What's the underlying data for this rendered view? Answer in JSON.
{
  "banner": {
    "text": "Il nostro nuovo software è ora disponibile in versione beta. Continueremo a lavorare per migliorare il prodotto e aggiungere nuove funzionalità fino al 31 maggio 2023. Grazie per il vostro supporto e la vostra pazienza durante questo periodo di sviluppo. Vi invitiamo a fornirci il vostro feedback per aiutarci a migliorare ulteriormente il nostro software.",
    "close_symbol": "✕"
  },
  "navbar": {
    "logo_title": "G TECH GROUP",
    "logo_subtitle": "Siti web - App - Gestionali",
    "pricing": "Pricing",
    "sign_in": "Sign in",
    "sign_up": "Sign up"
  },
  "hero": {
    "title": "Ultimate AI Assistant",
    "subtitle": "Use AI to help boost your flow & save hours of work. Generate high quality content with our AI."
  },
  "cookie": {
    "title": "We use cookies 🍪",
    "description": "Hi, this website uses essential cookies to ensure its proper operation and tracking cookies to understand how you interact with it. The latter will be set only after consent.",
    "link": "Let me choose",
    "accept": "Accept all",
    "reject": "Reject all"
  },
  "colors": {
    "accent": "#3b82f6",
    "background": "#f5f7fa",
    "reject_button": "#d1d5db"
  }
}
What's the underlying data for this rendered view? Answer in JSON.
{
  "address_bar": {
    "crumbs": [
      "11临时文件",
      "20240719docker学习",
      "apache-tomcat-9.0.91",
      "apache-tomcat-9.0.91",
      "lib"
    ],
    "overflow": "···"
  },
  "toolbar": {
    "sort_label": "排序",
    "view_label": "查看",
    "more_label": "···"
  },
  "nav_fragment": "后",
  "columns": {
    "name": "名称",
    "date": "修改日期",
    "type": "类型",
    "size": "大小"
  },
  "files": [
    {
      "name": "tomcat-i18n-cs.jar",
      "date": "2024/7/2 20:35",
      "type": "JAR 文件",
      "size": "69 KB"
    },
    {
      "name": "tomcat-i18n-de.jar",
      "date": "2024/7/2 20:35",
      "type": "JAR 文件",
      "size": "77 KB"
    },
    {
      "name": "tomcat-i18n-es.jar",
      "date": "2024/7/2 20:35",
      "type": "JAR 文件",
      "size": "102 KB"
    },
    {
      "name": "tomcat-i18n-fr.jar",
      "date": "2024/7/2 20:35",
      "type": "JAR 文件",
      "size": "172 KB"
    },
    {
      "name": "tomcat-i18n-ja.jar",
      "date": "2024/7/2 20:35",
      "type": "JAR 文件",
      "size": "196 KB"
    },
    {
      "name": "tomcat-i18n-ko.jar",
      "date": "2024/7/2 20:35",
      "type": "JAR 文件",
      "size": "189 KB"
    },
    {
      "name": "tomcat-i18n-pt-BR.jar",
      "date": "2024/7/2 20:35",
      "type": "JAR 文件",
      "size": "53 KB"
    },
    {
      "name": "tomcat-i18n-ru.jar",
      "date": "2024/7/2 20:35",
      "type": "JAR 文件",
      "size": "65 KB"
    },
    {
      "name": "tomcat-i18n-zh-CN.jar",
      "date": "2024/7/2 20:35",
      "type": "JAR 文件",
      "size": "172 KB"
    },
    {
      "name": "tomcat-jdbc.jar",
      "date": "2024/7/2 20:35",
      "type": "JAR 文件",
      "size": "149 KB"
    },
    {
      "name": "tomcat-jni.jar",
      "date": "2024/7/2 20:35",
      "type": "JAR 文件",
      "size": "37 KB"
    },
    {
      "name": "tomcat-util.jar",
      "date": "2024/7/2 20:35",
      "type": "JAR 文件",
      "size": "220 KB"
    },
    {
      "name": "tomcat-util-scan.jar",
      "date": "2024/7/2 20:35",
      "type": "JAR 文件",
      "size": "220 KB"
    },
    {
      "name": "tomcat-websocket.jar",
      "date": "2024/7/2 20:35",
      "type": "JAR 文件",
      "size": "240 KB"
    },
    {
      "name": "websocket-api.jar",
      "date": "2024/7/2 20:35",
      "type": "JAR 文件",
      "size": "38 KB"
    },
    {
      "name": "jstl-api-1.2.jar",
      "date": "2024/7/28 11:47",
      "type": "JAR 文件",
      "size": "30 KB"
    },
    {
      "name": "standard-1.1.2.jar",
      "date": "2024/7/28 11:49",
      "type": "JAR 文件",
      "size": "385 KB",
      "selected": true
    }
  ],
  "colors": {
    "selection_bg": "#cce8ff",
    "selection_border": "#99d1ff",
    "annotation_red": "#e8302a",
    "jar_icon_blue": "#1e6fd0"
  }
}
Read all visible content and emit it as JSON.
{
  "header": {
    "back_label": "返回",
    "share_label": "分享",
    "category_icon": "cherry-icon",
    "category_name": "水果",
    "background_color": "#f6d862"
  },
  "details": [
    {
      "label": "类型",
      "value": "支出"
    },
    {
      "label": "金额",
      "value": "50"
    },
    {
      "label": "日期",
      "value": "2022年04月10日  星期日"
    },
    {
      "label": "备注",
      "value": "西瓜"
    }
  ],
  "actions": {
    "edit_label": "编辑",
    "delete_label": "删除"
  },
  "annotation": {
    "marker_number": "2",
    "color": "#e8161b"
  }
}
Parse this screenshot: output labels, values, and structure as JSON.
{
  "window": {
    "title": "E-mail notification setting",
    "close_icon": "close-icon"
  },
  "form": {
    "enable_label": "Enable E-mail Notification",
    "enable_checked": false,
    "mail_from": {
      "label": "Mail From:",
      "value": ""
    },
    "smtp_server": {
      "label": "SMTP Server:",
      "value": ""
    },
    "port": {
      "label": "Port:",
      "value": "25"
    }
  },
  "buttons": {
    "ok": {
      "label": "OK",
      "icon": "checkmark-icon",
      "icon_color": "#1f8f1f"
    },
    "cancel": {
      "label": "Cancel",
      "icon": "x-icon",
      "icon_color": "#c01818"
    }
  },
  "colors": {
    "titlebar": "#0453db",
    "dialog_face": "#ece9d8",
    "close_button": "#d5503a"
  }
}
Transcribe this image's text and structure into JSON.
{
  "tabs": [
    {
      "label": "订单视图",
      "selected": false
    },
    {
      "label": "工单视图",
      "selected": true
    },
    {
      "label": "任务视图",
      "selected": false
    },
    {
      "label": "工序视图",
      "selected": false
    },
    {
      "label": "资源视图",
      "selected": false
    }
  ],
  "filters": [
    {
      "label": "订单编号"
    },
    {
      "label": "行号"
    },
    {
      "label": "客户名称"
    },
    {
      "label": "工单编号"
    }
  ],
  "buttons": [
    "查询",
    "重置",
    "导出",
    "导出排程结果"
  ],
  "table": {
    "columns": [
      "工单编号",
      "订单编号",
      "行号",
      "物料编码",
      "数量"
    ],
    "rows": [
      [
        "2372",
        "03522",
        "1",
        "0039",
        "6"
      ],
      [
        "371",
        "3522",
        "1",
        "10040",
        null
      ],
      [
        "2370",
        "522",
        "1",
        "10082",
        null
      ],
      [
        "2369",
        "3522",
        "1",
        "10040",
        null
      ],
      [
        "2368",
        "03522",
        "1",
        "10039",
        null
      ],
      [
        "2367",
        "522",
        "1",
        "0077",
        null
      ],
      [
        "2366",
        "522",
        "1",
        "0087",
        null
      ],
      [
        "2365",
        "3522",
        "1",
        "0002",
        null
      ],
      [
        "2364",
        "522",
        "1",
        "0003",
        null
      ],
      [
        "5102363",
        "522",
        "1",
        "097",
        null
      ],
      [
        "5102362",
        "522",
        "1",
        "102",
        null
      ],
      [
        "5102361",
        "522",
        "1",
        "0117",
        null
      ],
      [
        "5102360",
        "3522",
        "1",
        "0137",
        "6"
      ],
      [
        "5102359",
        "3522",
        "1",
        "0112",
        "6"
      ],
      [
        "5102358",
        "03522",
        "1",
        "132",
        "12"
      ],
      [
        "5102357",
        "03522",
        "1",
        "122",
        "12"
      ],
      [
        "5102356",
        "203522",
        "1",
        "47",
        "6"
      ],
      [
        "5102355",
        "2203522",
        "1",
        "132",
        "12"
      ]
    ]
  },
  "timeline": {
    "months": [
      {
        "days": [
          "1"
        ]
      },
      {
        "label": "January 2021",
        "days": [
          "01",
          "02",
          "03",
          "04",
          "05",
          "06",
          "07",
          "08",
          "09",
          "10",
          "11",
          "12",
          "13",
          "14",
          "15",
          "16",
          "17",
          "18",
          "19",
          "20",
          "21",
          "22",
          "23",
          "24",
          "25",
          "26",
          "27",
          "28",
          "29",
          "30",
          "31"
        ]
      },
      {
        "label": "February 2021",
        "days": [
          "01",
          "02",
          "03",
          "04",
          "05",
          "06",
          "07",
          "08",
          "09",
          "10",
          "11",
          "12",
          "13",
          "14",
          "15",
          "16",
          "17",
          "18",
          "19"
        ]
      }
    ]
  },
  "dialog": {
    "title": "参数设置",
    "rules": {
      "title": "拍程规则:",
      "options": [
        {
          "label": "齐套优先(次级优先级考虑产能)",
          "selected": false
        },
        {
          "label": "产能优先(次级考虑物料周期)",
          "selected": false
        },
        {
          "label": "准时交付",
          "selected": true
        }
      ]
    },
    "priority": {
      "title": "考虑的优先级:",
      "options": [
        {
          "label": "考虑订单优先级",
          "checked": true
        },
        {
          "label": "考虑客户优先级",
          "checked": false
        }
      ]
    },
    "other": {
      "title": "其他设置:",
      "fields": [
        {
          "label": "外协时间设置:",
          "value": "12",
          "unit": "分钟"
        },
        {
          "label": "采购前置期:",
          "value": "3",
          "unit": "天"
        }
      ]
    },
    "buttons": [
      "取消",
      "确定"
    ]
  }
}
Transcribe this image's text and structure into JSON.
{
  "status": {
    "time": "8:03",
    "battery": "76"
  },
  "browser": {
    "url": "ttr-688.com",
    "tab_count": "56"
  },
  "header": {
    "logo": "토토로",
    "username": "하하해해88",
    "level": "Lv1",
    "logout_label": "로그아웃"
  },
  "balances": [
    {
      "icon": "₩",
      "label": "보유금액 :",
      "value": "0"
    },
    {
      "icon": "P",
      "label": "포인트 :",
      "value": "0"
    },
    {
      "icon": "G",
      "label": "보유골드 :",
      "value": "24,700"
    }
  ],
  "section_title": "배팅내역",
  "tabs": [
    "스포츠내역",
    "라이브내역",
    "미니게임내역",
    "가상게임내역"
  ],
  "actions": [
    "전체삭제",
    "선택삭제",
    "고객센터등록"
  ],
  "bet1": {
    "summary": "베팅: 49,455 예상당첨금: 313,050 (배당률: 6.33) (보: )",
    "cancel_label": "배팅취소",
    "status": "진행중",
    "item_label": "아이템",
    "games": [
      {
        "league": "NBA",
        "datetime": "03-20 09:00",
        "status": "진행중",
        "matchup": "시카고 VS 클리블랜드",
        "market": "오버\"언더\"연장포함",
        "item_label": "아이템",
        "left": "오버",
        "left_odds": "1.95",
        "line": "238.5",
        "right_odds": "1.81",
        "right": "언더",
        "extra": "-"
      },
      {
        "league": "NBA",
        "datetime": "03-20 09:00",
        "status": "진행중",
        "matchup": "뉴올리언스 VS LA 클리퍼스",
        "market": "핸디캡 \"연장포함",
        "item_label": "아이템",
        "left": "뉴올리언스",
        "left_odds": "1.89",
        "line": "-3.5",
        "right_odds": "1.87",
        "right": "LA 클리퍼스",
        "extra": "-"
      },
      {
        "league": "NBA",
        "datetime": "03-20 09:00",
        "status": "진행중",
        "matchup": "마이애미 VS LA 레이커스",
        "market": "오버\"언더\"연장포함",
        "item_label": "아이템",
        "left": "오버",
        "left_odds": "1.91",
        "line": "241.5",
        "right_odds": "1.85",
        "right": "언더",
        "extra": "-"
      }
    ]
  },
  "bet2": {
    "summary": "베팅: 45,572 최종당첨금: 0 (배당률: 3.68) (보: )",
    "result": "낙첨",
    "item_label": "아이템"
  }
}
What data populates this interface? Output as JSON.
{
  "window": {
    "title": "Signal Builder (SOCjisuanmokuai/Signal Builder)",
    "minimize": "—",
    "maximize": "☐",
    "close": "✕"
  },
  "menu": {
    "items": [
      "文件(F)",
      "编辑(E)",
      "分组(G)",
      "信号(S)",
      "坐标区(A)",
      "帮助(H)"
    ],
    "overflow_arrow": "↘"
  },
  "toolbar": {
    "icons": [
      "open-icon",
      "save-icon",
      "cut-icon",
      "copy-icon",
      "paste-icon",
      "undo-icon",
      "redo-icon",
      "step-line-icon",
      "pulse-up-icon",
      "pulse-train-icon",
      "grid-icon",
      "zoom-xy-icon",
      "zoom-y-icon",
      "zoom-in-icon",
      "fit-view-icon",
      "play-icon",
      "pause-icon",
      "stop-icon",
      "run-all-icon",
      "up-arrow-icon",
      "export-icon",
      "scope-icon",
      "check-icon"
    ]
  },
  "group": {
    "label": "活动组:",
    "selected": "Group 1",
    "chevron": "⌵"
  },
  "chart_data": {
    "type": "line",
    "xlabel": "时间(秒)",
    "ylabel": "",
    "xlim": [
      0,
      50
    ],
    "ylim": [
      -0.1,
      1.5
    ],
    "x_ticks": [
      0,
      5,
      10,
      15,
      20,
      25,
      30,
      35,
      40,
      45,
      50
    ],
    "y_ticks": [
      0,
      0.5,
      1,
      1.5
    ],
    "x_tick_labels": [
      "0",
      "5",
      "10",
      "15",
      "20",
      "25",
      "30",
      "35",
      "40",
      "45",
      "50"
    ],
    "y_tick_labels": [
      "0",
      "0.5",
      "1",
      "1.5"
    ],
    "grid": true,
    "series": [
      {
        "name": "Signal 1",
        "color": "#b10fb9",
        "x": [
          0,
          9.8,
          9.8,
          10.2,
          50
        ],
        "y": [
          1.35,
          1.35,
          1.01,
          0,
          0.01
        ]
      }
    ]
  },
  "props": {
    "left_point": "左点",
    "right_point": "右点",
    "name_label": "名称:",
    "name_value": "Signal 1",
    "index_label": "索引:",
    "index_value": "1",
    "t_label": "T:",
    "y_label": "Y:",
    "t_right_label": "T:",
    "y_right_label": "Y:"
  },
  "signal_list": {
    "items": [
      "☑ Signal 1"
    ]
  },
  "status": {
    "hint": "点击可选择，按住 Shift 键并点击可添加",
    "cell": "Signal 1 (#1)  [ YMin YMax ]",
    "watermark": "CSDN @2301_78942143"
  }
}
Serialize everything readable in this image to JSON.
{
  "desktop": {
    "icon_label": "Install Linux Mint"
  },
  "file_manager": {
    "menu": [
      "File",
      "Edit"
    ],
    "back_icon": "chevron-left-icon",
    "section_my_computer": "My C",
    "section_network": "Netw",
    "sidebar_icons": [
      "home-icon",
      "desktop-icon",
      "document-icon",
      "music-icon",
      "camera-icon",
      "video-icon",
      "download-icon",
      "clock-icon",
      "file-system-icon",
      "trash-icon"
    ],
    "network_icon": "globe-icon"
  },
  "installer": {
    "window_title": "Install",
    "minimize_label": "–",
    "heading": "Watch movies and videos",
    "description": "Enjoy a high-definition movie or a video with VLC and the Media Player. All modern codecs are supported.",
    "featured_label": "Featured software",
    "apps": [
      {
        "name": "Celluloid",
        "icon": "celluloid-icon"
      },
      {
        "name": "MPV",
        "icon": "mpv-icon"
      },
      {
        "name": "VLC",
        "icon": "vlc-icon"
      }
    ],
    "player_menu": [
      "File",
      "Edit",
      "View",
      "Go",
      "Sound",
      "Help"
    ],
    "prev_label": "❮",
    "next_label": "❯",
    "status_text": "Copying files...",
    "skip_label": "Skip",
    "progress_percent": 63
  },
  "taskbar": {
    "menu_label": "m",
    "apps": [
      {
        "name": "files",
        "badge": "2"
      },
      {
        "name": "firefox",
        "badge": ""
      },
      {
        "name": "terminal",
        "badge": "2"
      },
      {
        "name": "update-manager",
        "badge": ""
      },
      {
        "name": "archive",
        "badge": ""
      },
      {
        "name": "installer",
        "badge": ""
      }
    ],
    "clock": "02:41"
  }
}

####################

Your task> Pick out each line in the material containing "chevron".

Task response>
    "chevron": "⌵"
    "back_icon": "chevron-left-icon",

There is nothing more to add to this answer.